CONSIGNA A
Devuelve sin ningún cambio las líneas de los registros que van desde la que contiene "Give me the" hasta la que contiene "251, 471, 255]", ambas incluidas.

FRAGMENTO DE PÁGINA
---------------
Es indudable que los hombres han perfeccionado los medios para su propia muerte, es indudable que han materializado su propia muerte en su propia tecnología, pero al mismo tiempo la han puesto en órbita. Y eso es tal vez lo que los hombres encontraron para exorcisar su propio fin: ponerlo en órbita.

BAGGIOLINI – Aportes para pensar una historia de las tecnologías de comunicación.

Hay una serie de campos de conocimiento en rápida transformación que en los últimos años están siendo aglutinados en torno al concepto de “historia de las tecnologías de comunicación”. No me propongo aquí darle consistencia a un campo en formación, pero me gustaría aportar algunos nexos entre corrientes en apariencia distantes entre sí, dejando de lado una historia descriptiva y positiva de las tecnologías en tanto “invenciones”, dado que nos interesa desentrañar la calidad de estas mutaciones, las nuevas prácticas que se instauran, los modos, en definitiva, a partir de los cuales la sociedad hace suya determinada tecnología. Un aporte a una historia de este tipo debería recuperar al menos 2 líneas, 2 tipos de saberes que se han ido gestando a lo largo de esta última mitad del siglo.
El primer campo, coincidente con la llamada “Filosofía de la tecnología”, y que podría entenderse como los modos en que el hombre occidental pensó su relación con la tecnología, tiene mucho que decir al respecto. El hecho, incluso, a partir de esta última década, de que se comience poco a poco a utilizar la terminología tecnologías de comunicación por la más tradicional de medios de comunicación, pone al descubierto la necesidad de “pensarlas” dentro de la tradición de los estudios sobre tecnología en general. Si bien no todas las tecnologías son medios de comunicación, sí todos los medios son tecnologías de comunicación y comparten toda la tradición epistémica de la técnica en tanto techné, primero, y de la tecnología moderna con todas sus relaciones con la ciencia, después.
Una segunda línea a tener en cuenta gira en torno a una visión histórica donde la serie “medios” aparece independiente de las demás series históricas: esta tendencia formalista y generalista de algunos de los autores que podríamos colocar en esta línea –McLuhan, Lowe o Debray- no invalida el aporte que han hecho a la definición del campo mediático. También dentro de este campo de conocimientos podríamos colocar todos aquellos trabajos que organizan historias particulares de cada medio –cine, radio, fotografía, TV, etc.-, que permiten construir una historia de las mediaciones.
---------------
LOS DATOS
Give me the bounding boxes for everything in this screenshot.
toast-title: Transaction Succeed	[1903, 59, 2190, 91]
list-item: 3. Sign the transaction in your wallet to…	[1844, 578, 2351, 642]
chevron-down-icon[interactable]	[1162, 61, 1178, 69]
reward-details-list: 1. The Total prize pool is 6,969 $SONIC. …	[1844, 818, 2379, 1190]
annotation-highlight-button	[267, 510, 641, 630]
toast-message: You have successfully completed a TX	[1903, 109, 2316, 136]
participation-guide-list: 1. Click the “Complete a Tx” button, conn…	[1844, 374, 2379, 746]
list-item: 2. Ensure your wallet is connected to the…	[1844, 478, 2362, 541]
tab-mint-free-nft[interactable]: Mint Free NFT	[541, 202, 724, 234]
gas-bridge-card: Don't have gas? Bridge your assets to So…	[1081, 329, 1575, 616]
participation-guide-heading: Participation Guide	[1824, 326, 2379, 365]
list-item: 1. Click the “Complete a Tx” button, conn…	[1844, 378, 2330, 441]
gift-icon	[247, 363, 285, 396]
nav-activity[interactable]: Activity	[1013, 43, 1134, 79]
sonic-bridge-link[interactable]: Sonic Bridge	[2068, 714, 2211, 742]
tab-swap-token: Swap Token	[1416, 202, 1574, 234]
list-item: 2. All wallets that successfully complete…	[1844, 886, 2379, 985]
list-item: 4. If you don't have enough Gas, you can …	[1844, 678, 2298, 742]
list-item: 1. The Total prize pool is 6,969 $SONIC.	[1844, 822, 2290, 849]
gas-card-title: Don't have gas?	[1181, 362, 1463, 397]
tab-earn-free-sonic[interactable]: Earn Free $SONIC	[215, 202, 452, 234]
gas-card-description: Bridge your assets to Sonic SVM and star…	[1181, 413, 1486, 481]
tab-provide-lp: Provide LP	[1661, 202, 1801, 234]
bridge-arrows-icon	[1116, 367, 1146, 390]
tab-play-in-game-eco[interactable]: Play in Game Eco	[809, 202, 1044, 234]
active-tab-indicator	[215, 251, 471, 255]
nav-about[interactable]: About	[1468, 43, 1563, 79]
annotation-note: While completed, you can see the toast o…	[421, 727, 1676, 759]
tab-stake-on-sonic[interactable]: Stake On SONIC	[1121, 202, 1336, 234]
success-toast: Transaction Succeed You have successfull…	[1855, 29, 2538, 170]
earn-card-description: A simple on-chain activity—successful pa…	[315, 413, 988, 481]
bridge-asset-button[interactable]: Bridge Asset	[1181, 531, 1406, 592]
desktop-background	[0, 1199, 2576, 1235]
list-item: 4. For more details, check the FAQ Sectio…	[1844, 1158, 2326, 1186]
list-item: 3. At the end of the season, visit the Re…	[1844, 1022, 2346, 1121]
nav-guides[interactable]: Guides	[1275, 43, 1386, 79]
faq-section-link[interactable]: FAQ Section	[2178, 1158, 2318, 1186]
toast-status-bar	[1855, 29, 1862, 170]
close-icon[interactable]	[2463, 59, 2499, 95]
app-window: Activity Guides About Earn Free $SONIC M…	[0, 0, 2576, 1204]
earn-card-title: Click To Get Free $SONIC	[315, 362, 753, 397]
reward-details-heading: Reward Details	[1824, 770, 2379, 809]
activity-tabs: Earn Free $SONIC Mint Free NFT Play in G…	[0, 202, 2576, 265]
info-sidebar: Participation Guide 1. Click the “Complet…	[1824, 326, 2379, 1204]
---------------
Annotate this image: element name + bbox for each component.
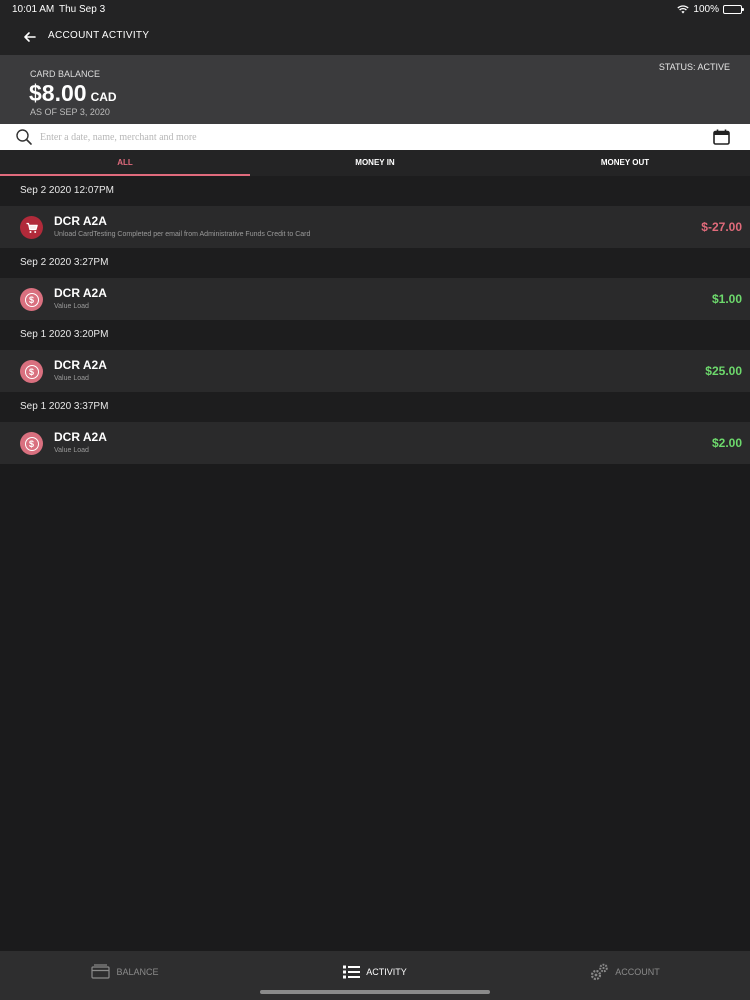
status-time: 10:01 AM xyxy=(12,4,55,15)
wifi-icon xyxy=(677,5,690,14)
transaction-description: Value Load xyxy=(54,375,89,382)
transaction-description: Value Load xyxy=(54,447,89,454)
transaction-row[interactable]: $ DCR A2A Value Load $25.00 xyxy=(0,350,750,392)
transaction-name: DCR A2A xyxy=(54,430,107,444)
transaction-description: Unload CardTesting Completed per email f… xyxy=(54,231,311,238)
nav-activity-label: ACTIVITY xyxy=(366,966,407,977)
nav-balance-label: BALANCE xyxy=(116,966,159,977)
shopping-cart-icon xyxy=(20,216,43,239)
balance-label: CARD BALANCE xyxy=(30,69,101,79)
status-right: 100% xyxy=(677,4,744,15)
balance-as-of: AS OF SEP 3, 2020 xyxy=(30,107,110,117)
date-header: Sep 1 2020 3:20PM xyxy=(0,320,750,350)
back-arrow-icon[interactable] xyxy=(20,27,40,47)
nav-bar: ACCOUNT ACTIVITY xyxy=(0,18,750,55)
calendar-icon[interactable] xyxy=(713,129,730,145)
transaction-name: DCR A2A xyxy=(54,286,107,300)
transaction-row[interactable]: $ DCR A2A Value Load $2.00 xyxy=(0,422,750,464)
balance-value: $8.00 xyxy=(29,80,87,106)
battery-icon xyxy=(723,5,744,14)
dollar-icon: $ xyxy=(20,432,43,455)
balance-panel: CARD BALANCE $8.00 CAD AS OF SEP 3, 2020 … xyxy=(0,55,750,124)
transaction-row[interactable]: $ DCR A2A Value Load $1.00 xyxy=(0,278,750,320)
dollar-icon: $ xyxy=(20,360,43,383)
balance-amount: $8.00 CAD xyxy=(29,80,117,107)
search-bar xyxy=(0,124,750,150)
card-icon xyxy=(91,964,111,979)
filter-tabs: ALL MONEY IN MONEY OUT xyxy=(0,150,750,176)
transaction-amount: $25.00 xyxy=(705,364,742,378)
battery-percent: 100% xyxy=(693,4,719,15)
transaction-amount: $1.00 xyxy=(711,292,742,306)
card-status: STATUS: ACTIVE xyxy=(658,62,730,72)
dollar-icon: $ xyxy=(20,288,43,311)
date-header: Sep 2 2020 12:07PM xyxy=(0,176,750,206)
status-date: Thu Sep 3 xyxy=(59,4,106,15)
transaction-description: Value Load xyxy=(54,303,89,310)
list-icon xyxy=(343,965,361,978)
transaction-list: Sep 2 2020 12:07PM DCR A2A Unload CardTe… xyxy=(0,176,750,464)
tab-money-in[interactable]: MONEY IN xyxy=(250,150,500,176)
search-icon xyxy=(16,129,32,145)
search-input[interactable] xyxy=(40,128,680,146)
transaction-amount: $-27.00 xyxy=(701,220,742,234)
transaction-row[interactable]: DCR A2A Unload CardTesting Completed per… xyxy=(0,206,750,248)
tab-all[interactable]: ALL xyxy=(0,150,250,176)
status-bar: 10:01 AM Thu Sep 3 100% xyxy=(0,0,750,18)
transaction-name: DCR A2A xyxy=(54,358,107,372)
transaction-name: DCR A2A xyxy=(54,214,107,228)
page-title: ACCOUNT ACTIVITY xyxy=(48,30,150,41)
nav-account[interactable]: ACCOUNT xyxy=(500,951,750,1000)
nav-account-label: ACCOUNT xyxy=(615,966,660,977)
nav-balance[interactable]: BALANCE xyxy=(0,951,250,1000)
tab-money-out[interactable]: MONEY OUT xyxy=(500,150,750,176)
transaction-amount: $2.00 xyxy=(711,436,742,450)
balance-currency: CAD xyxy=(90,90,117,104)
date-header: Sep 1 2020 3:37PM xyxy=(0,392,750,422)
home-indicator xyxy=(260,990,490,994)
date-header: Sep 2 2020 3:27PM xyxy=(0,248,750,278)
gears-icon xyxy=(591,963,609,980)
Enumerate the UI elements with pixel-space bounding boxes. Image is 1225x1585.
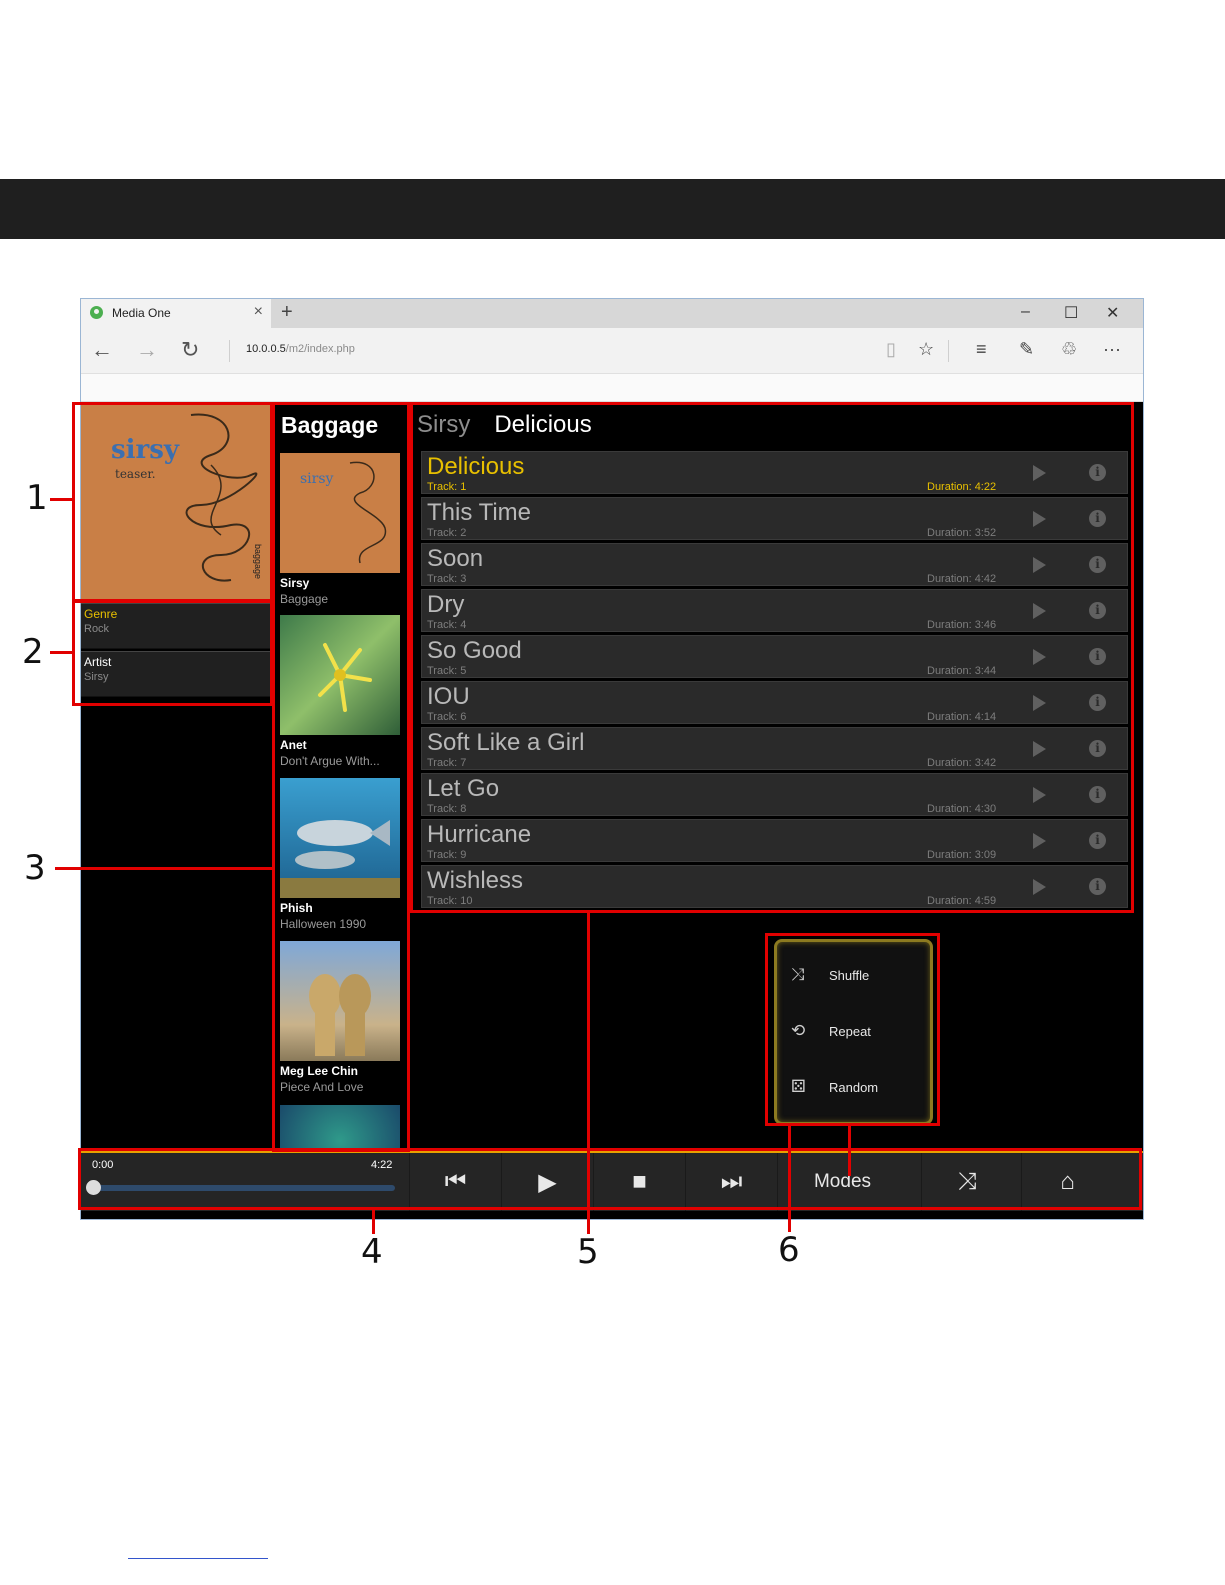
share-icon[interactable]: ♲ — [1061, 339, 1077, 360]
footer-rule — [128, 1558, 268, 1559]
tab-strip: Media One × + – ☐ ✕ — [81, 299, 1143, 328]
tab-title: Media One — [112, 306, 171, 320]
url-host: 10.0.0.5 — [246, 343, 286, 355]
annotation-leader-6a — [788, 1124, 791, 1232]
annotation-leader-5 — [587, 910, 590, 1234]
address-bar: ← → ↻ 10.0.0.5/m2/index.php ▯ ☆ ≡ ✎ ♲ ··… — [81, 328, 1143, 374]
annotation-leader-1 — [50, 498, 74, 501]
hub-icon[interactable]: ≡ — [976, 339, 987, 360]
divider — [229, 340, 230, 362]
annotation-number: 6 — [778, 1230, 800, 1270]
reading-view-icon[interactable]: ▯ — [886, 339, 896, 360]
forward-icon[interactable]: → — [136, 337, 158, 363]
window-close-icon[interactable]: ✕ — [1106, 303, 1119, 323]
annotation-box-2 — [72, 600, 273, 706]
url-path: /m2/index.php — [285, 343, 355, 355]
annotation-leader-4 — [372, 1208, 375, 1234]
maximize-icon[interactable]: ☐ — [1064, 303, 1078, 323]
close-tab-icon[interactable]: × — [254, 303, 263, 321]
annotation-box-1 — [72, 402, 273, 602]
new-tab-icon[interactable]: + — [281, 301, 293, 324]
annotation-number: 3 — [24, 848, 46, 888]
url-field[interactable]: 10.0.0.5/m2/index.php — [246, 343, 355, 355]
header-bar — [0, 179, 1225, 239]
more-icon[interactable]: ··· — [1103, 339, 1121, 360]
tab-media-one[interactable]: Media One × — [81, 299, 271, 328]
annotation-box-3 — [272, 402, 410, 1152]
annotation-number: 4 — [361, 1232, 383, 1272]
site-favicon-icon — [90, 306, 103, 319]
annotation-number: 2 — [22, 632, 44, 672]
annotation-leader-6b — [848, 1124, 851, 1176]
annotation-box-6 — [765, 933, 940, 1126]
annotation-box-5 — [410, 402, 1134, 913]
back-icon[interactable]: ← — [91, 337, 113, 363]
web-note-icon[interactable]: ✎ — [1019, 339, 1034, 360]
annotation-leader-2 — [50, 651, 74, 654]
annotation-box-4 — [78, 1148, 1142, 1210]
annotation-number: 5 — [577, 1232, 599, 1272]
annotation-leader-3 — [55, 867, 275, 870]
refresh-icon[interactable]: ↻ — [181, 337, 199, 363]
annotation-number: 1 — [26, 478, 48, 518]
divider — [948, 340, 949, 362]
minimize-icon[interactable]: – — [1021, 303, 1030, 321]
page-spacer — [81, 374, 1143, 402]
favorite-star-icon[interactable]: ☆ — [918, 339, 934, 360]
---------------
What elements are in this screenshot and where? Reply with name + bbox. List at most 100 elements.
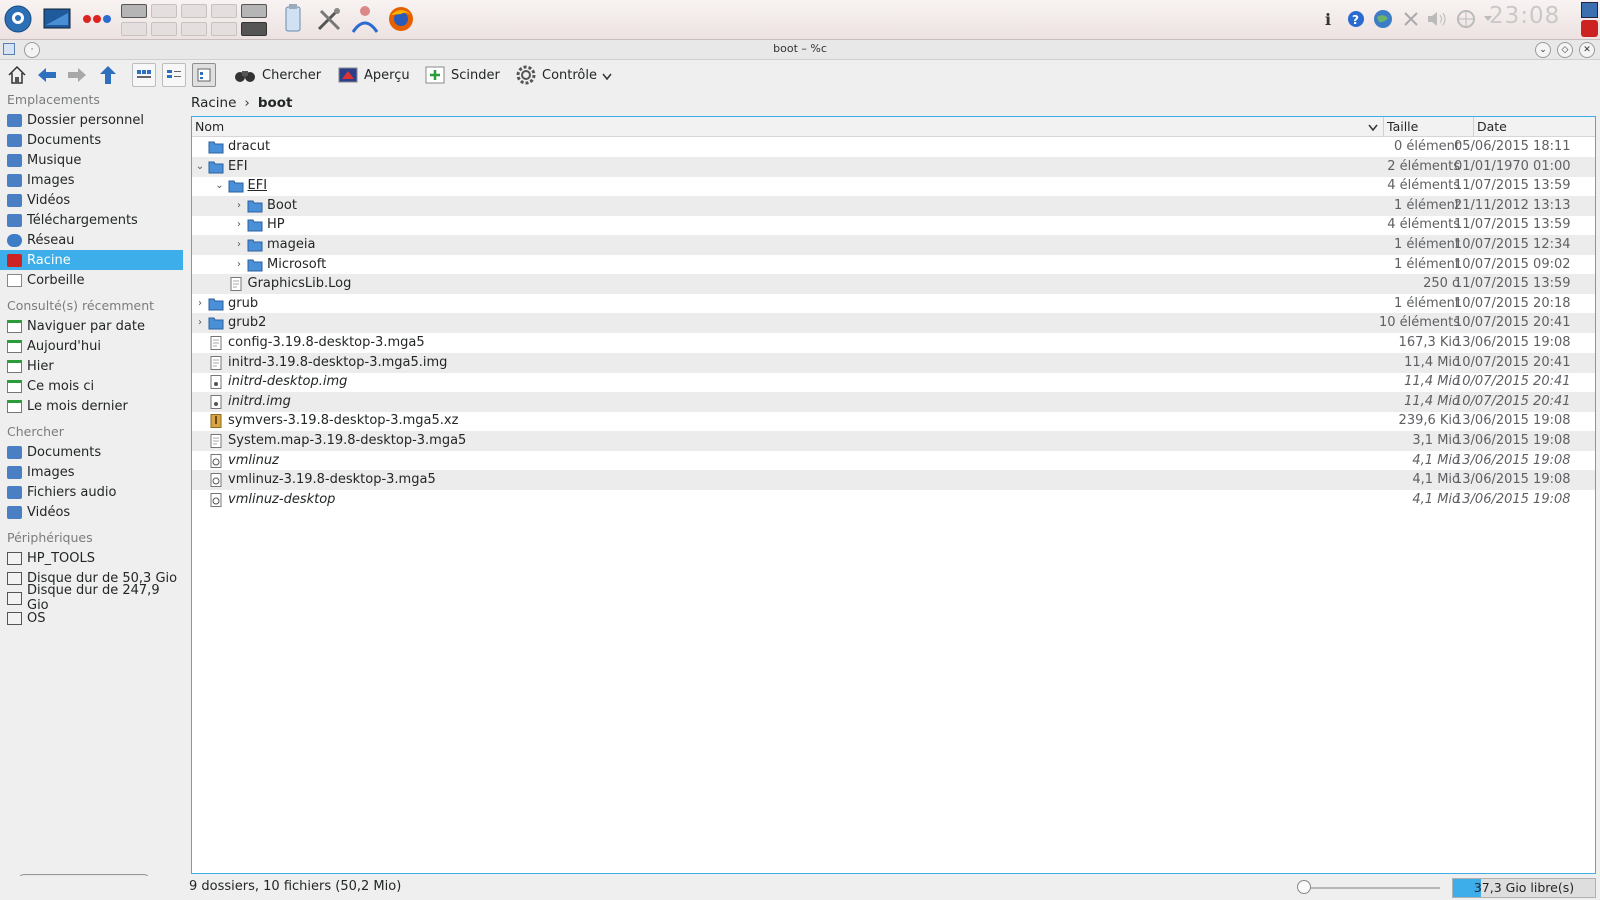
---------------
CONSIGNA B
Responde estas preguntas sobre el fragmento de página:
(i) ¿Cuántas líneas o tipos de saberes debería recuperar, como mínimo, un aporte a una historia de este tipo?
(ii) ¿Con qué denominación coincide el primer campo?
(iii) ¿Qué autores se mencionan como ejemplos de la segunda línea?

SOLUCIÓN COMPLETA A
Give me the bounding boxes for everything in this screenshot.
toast-title: Transaction Succeed	[1903, 59, 2190, 91]
list-item: 3. Sign the transaction in your wallet to…	[1844, 578, 2351, 642]
chevron-down-icon[interactable]	[1162, 61, 1178, 69]
reward-details-list: 1. The Total prize pool is 6,969 $SONIC. …	[1844, 818, 2379, 1190]
annotation-highlight-button	[267, 510, 641, 630]
toast-message: You have successfully completed a TX	[1903, 109, 2316, 136]
participation-guide-list: 1. Click the “Complete a Tx” button, conn…	[1844, 374, 2379, 746]
list-item: 2. Ensure your wallet is connected to the…	[1844, 478, 2362, 541]
tab-mint-free-nft[interactable]: Mint Free NFT	[541, 202, 724, 234]
gas-bridge-card: Don't have gas? Bridge your assets to So…	[1081, 329, 1575, 616]
participation-guide-heading: Participation Guide	[1824, 326, 2379, 365]
list-item: 1. Click the “Complete a Tx” button, conn…	[1844, 378, 2330, 441]
gift-icon	[247, 363, 285, 396]
nav-activity[interactable]: Activity	[1013, 43, 1134, 79]
sonic-bridge-link[interactable]: Sonic Bridge	[2068, 714, 2211, 742]
tab-swap-token: Swap Token	[1416, 202, 1574, 234]
list-item: 2. All wallets that successfully complete…	[1844, 886, 2379, 985]
list-item: 4. If you don't have enough Gas, you can …	[1844, 678, 2298, 742]
list-item: 1. The Total prize pool is 6,969 $SONIC.	[1844, 822, 2290, 849]
gas-card-title: Don't have gas?	[1181, 362, 1463, 397]
tab-earn-free-sonic[interactable]: Earn Free $SONIC	[215, 202, 452, 234]
gas-card-description: Bridge your assets to Sonic SVM and star…	[1181, 413, 1486, 481]
tab-provide-lp: Provide LP	[1661, 202, 1801, 234]
bridge-arrows-icon	[1116, 367, 1146, 390]
tab-play-in-game-eco[interactable]: Play in Game Eco	[809, 202, 1044, 234]
active-tab-indicator	[215, 251, 471, 255]

SOLUCIÓN COMPLETA B
(i) Al menos 2.
(ii) Con la llamada "Filosofía de la tecnología".
(iii) McLuhan, Lowe y Debray.